### Task description
Identify the lines in the data below that contain "stone" and give only how many there are.

━━━ Data listing ━━━

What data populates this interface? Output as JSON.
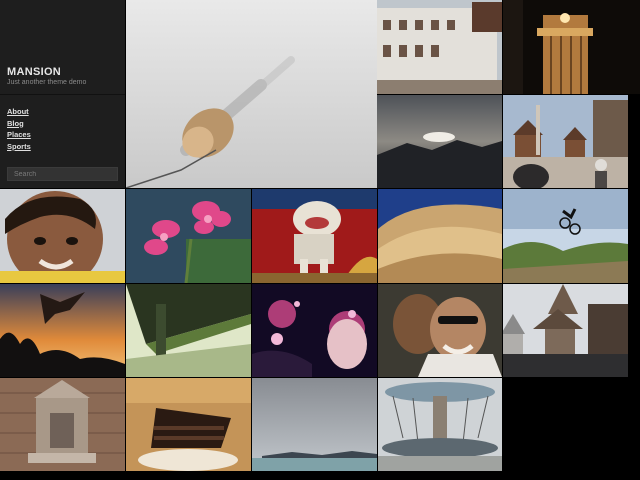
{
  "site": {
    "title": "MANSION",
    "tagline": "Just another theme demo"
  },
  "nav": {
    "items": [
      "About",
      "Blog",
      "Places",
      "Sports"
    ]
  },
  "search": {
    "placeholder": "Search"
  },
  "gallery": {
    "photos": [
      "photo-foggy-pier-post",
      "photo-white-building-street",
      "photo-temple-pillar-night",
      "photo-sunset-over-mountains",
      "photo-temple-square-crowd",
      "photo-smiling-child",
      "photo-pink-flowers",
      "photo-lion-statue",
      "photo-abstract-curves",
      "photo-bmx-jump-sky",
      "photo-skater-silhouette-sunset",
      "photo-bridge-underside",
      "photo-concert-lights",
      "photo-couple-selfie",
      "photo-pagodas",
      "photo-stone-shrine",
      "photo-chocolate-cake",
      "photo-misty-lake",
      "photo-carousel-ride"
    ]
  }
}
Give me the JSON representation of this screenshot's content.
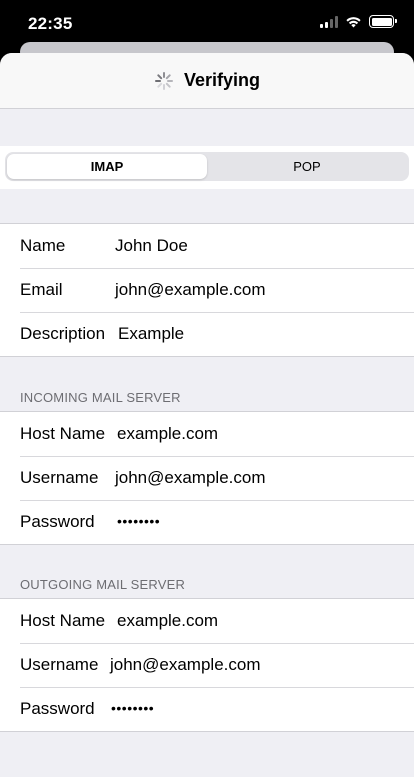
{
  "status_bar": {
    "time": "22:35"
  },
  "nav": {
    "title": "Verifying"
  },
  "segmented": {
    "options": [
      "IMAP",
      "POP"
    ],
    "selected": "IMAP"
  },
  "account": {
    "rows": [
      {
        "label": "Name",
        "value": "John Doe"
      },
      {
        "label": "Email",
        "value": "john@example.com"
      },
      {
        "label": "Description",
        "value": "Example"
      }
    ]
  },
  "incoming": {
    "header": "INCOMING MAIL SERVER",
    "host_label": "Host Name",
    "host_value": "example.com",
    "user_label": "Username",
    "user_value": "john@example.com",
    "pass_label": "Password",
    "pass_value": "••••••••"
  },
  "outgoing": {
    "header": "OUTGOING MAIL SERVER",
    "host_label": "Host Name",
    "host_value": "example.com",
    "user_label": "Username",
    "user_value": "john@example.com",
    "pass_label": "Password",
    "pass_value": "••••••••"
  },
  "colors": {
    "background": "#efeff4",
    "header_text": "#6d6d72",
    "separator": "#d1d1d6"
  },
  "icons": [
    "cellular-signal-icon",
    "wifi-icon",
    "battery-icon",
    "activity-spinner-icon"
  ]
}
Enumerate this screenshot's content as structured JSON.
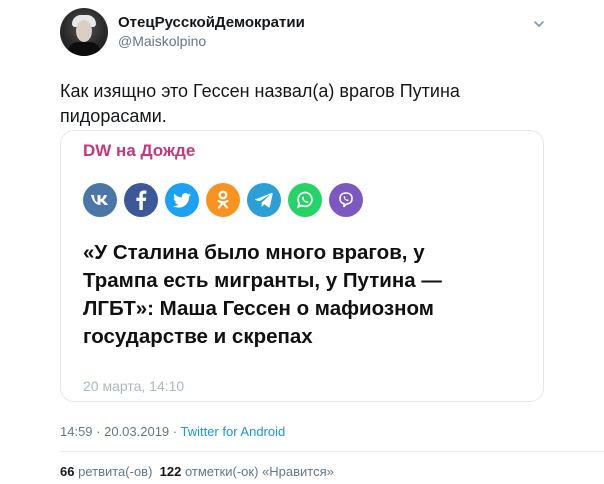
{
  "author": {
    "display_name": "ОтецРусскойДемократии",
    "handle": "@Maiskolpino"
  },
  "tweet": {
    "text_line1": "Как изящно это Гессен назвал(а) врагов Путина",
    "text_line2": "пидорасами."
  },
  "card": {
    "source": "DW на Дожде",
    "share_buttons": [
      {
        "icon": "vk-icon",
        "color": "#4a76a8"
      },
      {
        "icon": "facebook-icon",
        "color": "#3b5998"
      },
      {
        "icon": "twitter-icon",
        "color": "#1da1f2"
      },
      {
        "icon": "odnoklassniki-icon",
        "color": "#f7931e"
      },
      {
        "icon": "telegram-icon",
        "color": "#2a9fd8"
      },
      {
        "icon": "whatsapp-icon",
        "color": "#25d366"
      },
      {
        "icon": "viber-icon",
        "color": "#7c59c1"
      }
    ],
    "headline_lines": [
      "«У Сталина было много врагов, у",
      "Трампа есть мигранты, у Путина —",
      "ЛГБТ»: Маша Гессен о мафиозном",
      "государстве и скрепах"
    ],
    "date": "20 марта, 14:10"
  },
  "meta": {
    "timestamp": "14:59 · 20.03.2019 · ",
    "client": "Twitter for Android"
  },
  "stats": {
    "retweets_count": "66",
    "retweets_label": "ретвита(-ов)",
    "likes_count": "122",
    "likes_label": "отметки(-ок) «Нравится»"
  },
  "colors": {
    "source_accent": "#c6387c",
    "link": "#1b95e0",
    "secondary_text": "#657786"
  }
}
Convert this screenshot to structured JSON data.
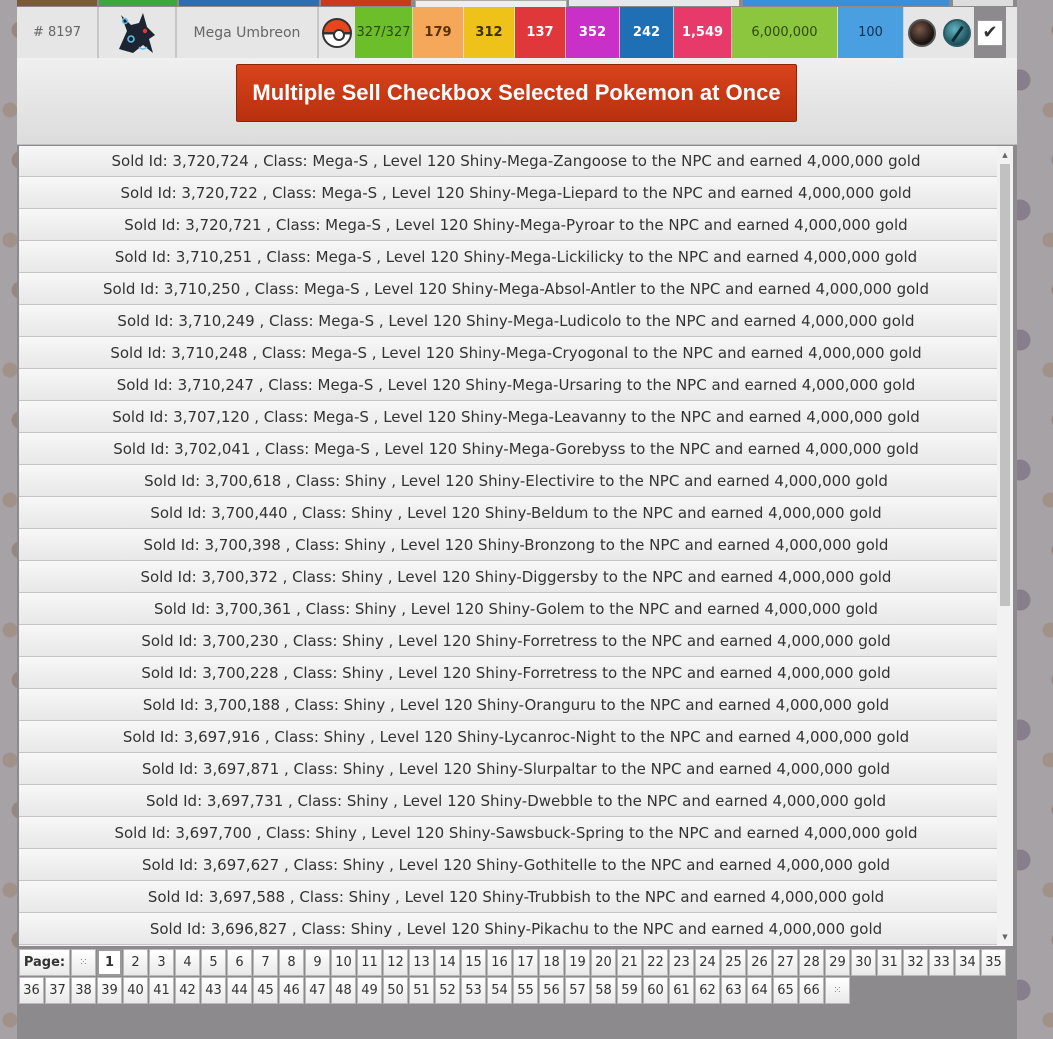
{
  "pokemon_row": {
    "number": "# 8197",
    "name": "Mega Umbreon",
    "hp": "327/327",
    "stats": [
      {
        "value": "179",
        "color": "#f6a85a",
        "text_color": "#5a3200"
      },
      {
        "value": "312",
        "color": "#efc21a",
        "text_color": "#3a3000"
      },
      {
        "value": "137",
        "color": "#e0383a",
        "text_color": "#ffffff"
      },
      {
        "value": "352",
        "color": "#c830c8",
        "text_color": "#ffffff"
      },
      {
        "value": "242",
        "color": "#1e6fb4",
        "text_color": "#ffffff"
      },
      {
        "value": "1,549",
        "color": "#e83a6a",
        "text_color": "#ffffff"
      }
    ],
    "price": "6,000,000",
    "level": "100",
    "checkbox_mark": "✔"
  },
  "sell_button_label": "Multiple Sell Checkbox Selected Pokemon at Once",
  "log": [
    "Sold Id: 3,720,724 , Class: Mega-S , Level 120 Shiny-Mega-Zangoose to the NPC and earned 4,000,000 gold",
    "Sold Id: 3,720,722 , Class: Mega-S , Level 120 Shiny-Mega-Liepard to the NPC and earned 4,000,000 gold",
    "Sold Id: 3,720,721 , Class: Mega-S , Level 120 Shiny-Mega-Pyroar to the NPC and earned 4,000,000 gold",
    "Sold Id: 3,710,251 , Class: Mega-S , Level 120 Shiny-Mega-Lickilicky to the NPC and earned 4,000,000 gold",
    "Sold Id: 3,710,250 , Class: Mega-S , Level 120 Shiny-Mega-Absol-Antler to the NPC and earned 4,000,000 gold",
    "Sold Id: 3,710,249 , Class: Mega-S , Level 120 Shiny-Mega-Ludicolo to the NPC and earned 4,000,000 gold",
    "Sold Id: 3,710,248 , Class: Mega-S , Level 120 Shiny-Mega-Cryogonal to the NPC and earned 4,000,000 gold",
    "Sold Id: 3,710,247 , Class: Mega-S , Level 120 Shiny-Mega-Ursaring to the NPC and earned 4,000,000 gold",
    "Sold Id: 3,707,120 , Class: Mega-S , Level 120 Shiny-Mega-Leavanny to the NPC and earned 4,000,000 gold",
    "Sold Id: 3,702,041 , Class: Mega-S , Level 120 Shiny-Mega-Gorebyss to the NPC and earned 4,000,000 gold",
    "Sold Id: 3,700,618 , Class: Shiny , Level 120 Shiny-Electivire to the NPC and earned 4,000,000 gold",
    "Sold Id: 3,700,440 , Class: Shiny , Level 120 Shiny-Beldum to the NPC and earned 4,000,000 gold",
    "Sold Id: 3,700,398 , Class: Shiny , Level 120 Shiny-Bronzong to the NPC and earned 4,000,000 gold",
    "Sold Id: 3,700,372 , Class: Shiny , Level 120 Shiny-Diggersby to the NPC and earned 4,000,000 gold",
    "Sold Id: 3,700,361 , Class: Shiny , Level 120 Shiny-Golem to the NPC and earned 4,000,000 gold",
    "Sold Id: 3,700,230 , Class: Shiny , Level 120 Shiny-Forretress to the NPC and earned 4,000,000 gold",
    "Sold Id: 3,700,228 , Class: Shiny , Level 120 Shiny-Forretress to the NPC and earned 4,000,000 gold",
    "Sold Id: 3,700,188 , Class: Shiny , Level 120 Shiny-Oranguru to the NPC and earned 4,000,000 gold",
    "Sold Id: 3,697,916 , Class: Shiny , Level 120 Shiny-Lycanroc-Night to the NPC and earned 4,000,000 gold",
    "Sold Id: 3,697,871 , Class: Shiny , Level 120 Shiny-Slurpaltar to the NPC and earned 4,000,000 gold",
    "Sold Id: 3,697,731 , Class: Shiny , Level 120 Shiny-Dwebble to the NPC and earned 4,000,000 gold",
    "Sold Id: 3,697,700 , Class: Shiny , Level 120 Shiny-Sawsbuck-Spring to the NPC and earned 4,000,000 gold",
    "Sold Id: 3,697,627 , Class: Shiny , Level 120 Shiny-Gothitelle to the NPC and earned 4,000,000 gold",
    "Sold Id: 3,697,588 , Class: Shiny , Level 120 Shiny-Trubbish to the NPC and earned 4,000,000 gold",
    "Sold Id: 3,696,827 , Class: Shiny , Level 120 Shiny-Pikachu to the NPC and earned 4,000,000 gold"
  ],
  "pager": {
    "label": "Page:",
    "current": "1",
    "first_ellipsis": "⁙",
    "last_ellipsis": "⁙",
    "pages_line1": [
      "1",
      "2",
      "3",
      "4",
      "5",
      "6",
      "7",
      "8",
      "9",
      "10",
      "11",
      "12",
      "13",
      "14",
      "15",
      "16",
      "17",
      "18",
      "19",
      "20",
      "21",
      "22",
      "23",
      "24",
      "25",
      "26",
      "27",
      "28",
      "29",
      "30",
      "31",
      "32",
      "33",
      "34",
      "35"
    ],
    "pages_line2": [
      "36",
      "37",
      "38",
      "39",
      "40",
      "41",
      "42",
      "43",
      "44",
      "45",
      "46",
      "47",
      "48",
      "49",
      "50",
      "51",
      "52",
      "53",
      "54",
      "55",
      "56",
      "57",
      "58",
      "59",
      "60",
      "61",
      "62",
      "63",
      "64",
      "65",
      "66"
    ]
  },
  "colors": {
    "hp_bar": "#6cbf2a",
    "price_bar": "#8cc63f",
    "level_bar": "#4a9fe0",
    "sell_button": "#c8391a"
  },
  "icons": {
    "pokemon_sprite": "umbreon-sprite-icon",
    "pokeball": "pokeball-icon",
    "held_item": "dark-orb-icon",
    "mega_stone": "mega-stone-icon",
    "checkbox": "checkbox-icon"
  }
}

━━━

### Output for this exercise
2